_EXERCISE_
Images embedded in the records are excluded; print everything else exactly as given.

_EXTRACTED DATA_

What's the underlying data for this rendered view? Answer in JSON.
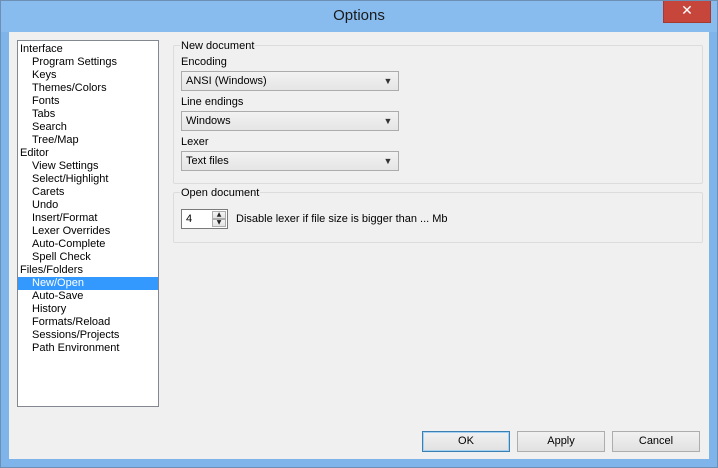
{
  "window": {
    "title": "Options",
    "close_glyph": "✕"
  },
  "tree": {
    "items": [
      {
        "label": "Interface",
        "level": 0
      },
      {
        "label": "Program Settings",
        "level": 1
      },
      {
        "label": "Keys",
        "level": 1
      },
      {
        "label": "Themes/Colors",
        "level": 1
      },
      {
        "label": "Fonts",
        "level": 1
      },
      {
        "label": "Tabs",
        "level": 1
      },
      {
        "label": "Search",
        "level": 1
      },
      {
        "label": "Tree/Map",
        "level": 1
      },
      {
        "label": "Editor",
        "level": 0
      },
      {
        "label": "View Settings",
        "level": 1
      },
      {
        "label": "Select/Highlight",
        "level": 1
      },
      {
        "label": "Carets",
        "level": 1
      },
      {
        "label": "Undo",
        "level": 1
      },
      {
        "label": "Insert/Format",
        "level": 1
      },
      {
        "label": "Lexer Overrides",
        "level": 1
      },
      {
        "label": "Auto-Complete",
        "level": 1
      },
      {
        "label": "Spell Check",
        "level": 1
      },
      {
        "label": "Files/Folders",
        "level": 0
      },
      {
        "label": "New/Open",
        "level": 1,
        "selected": true
      },
      {
        "label": "Auto-Save",
        "level": 1
      },
      {
        "label": "History",
        "level": 1
      },
      {
        "label": "Formats/Reload",
        "level": 1
      },
      {
        "label": "Sessions/Projects",
        "level": 1
      },
      {
        "label": "Path Environment",
        "level": 1
      }
    ]
  },
  "new_document": {
    "title": "New document",
    "encoding_label": "Encoding",
    "encoding_value": "ANSI (Windows)",
    "line_endings_label": "Line endings",
    "line_endings_value": "Windows",
    "lexer_label": "Lexer",
    "lexer_value": "Text files"
  },
  "open_document": {
    "title": "Open document",
    "size_value": "4",
    "size_label": "Disable lexer if file size is bigger than ... Mb"
  },
  "buttons": {
    "ok": "OK",
    "apply": "Apply",
    "cancel": "Cancel"
  },
  "colors": {
    "selection": "#3399ff",
    "titlebar": "#88bbee",
    "close": "#c7463b"
  }
}
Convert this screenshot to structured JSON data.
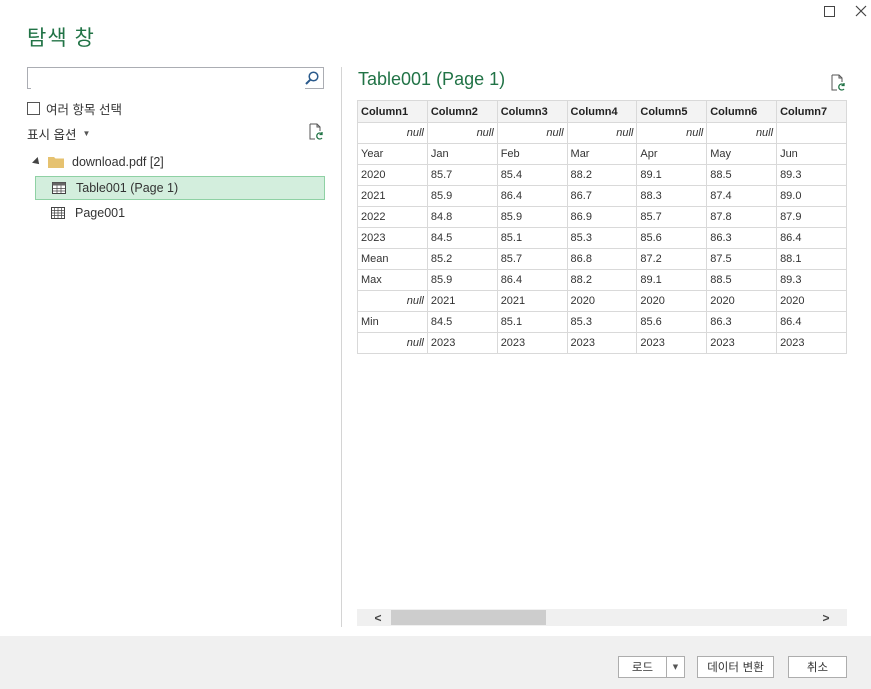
{
  "window": {
    "title": "탐색 창",
    "maximize_icon": "square-icon",
    "close_icon": "x-icon"
  },
  "left": {
    "search": {
      "placeholder": "",
      "value": ""
    },
    "multi_select_label": "여러 항목 선택",
    "display_options_label": "표시 옵션",
    "tree": {
      "folder": {
        "name": "download.pdf",
        "count": "[2]"
      },
      "items": [
        {
          "label": "Table001 (Page 1)",
          "icon": "table-icon",
          "selected": true
        },
        {
          "label": "Page001",
          "icon": "page-grid-icon",
          "selected": false
        }
      ]
    }
  },
  "preview": {
    "title": "Table001 (Page 1)",
    "columns": [
      "Column1",
      "Column2",
      "Column3",
      "Column4",
      "Column5",
      "Column6",
      "Column7"
    ],
    "rows": [
      [
        "null",
        "null",
        "null",
        "null",
        "null",
        "null",
        ""
      ],
      [
        "Year",
        "Jan",
        "Feb",
        "Mar",
        "Apr",
        "May",
        "Jun"
      ],
      [
        "2020",
        "85.7",
        "85.4",
        "88.2",
        "89.1",
        "88.5",
        "89.3"
      ],
      [
        "2021",
        "85.9",
        "86.4",
        "86.7",
        "88.3",
        "87.4",
        "89.0"
      ],
      [
        "2022",
        "84.8",
        "85.9",
        "86.9",
        "85.7",
        "87.8",
        "87.9"
      ],
      [
        "2023",
        "84.5",
        "85.1",
        "85.3",
        "85.6",
        "86.3",
        "86.4"
      ],
      [
        "Mean",
        "85.2",
        "85.7",
        "86.8",
        "87.2",
        "87.5",
        "88.1"
      ],
      [
        "Max",
        "85.9",
        "86.4",
        "88.2",
        "89.1",
        "88.5",
        "89.3"
      ],
      [
        "null",
        "2021",
        "2021",
        "2020",
        "2020",
        "2020",
        "2020"
      ],
      [
        "Min",
        "84.5",
        "85.1",
        "85.3",
        "85.6",
        "86.3",
        "86.4"
      ],
      [
        "null",
        "2023",
        "2023",
        "2023",
        "2023",
        "2023",
        "2023"
      ]
    ]
  },
  "footer": {
    "load_label": "로드",
    "transform_label": "데이터 변환",
    "cancel_label": "취소"
  },
  "colors": {
    "accent": "#217346",
    "selection_bg": "#d3eedd",
    "footer_bg": "#f0f0f0"
  }
}
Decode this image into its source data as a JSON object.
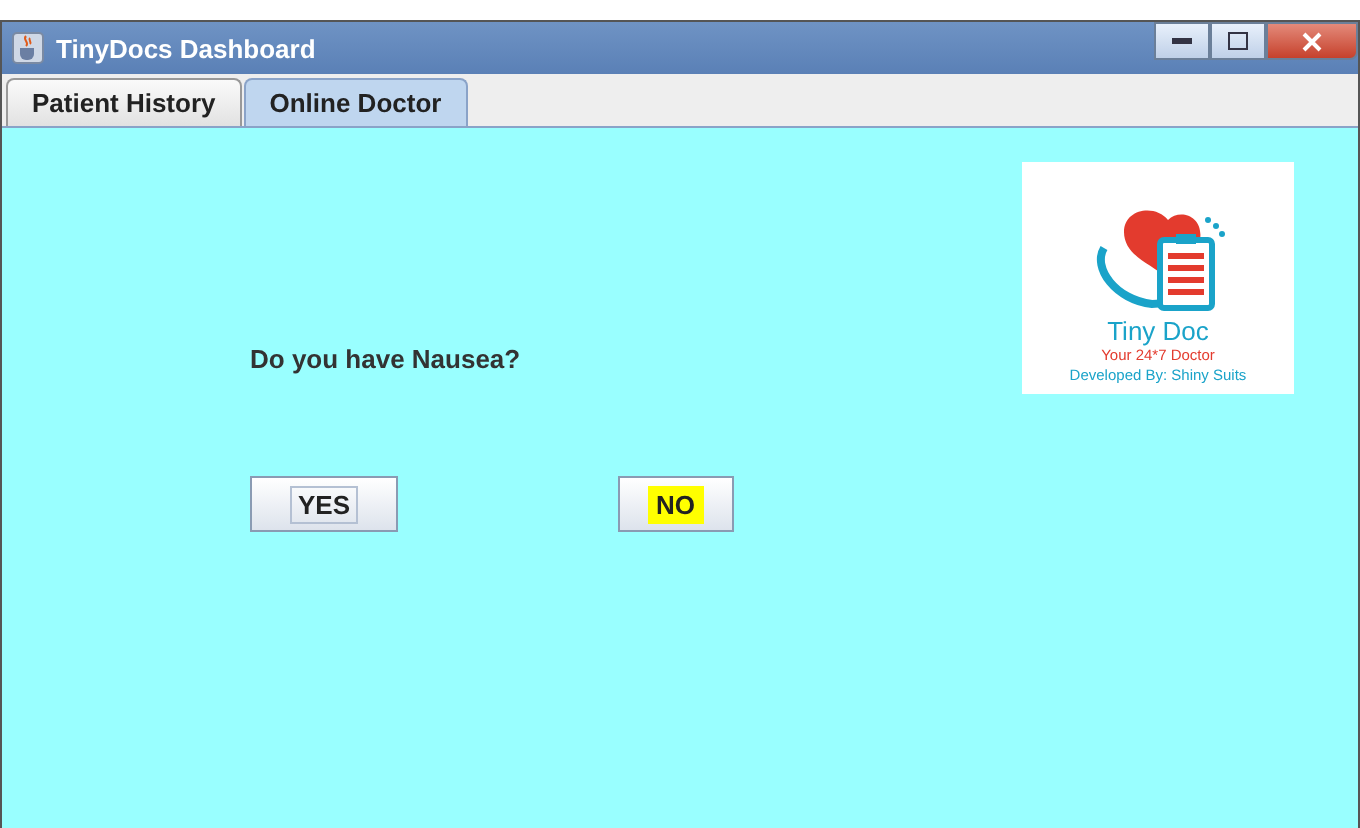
{
  "window": {
    "title": "TinyDocs Dashboard"
  },
  "tabs": [
    {
      "label": "Patient History",
      "selected": false
    },
    {
      "label": "Online Doctor",
      "selected": true
    }
  ],
  "logo": {
    "name": "Tiny Doc",
    "tagline": "Your 24*7 Doctor",
    "credit": "Developed By: Shiny Suits"
  },
  "question": "Do you have Nausea?",
  "buttons": [
    {
      "label": "YES",
      "focused": true,
      "highlighted": false
    },
    {
      "label": "NO",
      "focused": false,
      "highlighted": true
    }
  ]
}
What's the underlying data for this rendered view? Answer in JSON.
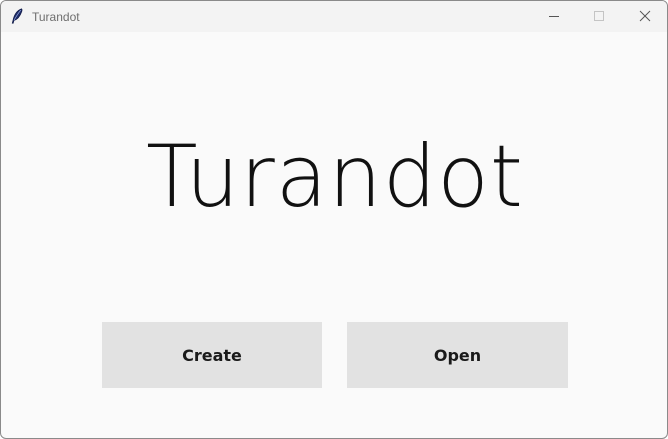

_EXPECTED ANSWER_
What's the underlying data for this rendered view? Answer in JSON.
{
  "window": {
    "title": "Options",
    "close_glyph": "✕"
  },
  "tree": {
    "items": [
      {
        "label": "Interface",
        "level": 0
      },
      {
        "label": "Program Settings",
        "level": 1
      },
      {
        "label": "Keys",
        "level": 1
      },
      {
        "label": "Themes/Colors",
        "level": 1
      },
      {
        "label": "Fonts",
        "level": 1
      },
      {
        "label": "Tabs",
        "level": 1
      },
      {
        "label": "Search",
        "level": 1
      },
      {
        "label": "Tree/Map",
        "level": 1
      },
      {
        "label": "Editor",
        "level": 0
      },
      {
        "label": "View Settings",
        "level": 1
      },
      {
        "label": "Select/Highlight",
        "level": 1
      },
      {
        "label": "Carets",
        "level": 1
      },
      {
        "label": "Undo",
        "level": 1
      },
      {
        "label": "Insert/Format",
        "level": 1
      },
      {
        "label": "Lexer Overrides",
        "level": 1
      },
      {
        "label": "Auto-Complete",
        "level": 1
      },
      {
        "label": "Spell Check",
        "level": 1
      },
      {
        "label": "Files/Folders",
        "level": 0
      },
      {
        "label": "New/Open",
        "level": 1,
        "selected": true
      },
      {
        "label": "Auto-Save",
        "level": 1
      },
      {
        "label": "History",
        "level": 1
      },
      {
        "label": "Formats/Reload",
        "level": 1
      },
      {
        "label": "Sessions/Projects",
        "level": 1
      },
      {
        "label": "Path Environment",
        "level": 1
      }
    ]
  },
  "new_document": {
    "title": "New document",
    "encoding_label": "Encoding",
    "encoding_value": "ANSI (Windows)",
    "line_endings_label": "Line endings",
    "line_endings_value": "Windows",
    "lexer_label": "Lexer",
    "lexer_value": "Text files"
  },
  "open_document": {
    "title": "Open document",
    "size_value": "4",
    "size_label": "Disable lexer if file size is bigger than ... Mb"
  },
  "buttons": {
    "ok": "OK",
    "apply": "Apply",
    "cancel": "Cancel"
  },
  "colors": {
    "selection": "#3399ff",
    "titlebar": "#88bbee",
    "close": "#c7463b"
  }
}
Convert this screenshot to structured JSON data.
{
  "window": {
    "title": "탐색 창",
    "maximize_icon": "square-icon",
    "close_icon": "x-icon"
  },
  "left": {
    "search": {
      "placeholder": "",
      "value": ""
    },
    "multi_select_label": "여러 항목 선택",
    "display_options_label": "표시 옵션",
    "tree": {
      "folder": {
        "name": "download.pdf",
        "count": "[2]"
      },
      "items": [
        {
          "label": "Table001 (Page 1)",
          "icon": "table-icon",
          "selected": true
        },
        {
          "label": "Page001",
          "icon": "page-grid-icon",
          "selected": false
        }
      ]
    }
  },
  "preview": {
    "title": "Table001 (Page 1)",
    "columns": [
      "Column1",
      "Column2",
      "Column3",
      "Column4",
      "Column5",
      "Column6",
      "Column7"
    ],
    "rows": [
      [
        "null",
        "null",
        "null",
        "null",
        "null",
        "null",
        ""
      ],
      [
        "Year",
        "Jan",
        "Feb",
        "Mar",
        "Apr",
        "May",
        "Jun"
      ],
      [
        "2020",
        "85.7",
        "85.4",
        "88.2",
        "89.1",
        "88.5",
        "89.3"
      ],
      [
        "2021",
        "85.9",
        "86.4",
        "86.7",
        "88.3",
        "87.4",
        "89.0"
      ],
      [
        "2022",
        "84.8",
        "85.9",
        "86.9",
        "85.7",
        "87.8",
        "87.9"
      ],
      [
        "2023",
        "84.5",
        "85.1",
        "85.3",
        "85.6",
        "86.3",
        "86.4"
      ],
      [
        "Mean",
        "85.2",
        "85.7",
        "86.8",
        "87.2",
        "87.5",
        "88.1"
      ],
      [
        "Max",
        "85.9",
        "86.4",
        "88.2",
        "89.1",
        "88.5",
        "89.3"
      ],
      [
        "null",
        "2021",
        "2021",
        "2020",
        "2020",
        "2020",
        "2020"
      ],
      [
        "Min",
        "84.5",
        "85.1",
        "85.3",
        "85.6",
        "86.3",
        "86.4"
      ],
      [
        "null",
        "2023",
        "2023",
        "2023",
        "2023",
        "2023",
        "2023"
      ]
    ]
  },
  "footer": {
    "load_label": "로드",
    "transform_label": "데이터 변환",
    "cancel_label": "취소"
  },
  "colors": {
    "accent": "#217346",
    "selection_bg": "#d3eedd",
    "footer_bg": "#f0f0f0"
  }
}
Decode this image into its source data as a JSON object.
{
  "window": {
    "title": "TinyDocs Dashboard"
  },
  "tabs": [
    {
      "label": "Patient History",
      "selected": false
    },
    {
      "label": "Online Doctor",
      "selected": true
    }
  ],
  "logo": {
    "name": "Tiny Doc",
    "tagline": "Your 24*7 Doctor",
    "credit": "Developed By: Shiny Suits"
  },
  "question": "Do you have Nausea?",
  "buttons": [
    {
      "label": "YES",
      "focused": true,
      "highlighted": false
    },
    {
      "label": "NO",
      "focused": false,
      "highlighted": true
    }
  ]
}
What's the underlying data for this rendered view? Answer in JSON.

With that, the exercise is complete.